» REQUIRED WORK
Look through the records below, and copy out every line that holds the string "военной".

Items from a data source
* * * * * * * * *

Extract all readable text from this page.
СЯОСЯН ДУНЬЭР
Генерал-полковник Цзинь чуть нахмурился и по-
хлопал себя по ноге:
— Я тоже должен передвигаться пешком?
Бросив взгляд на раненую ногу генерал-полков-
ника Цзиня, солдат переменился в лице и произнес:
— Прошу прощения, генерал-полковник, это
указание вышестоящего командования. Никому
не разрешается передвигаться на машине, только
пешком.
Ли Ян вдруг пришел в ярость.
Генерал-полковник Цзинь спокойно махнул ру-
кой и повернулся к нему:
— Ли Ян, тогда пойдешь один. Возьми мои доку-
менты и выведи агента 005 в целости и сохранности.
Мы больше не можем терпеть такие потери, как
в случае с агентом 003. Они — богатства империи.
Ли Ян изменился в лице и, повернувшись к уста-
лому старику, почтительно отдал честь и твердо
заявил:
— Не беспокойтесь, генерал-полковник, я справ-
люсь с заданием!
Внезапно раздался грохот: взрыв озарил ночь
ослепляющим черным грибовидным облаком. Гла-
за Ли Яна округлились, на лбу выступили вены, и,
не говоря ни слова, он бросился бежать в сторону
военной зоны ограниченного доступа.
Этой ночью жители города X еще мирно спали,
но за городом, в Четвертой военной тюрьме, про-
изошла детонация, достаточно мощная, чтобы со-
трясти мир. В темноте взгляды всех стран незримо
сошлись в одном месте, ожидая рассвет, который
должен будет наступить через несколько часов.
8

* * * * * * * * *

» THE OUTPUT
военной зоны ограниченного доступа.
но за городом, в Четвертой военной тюрьме, про-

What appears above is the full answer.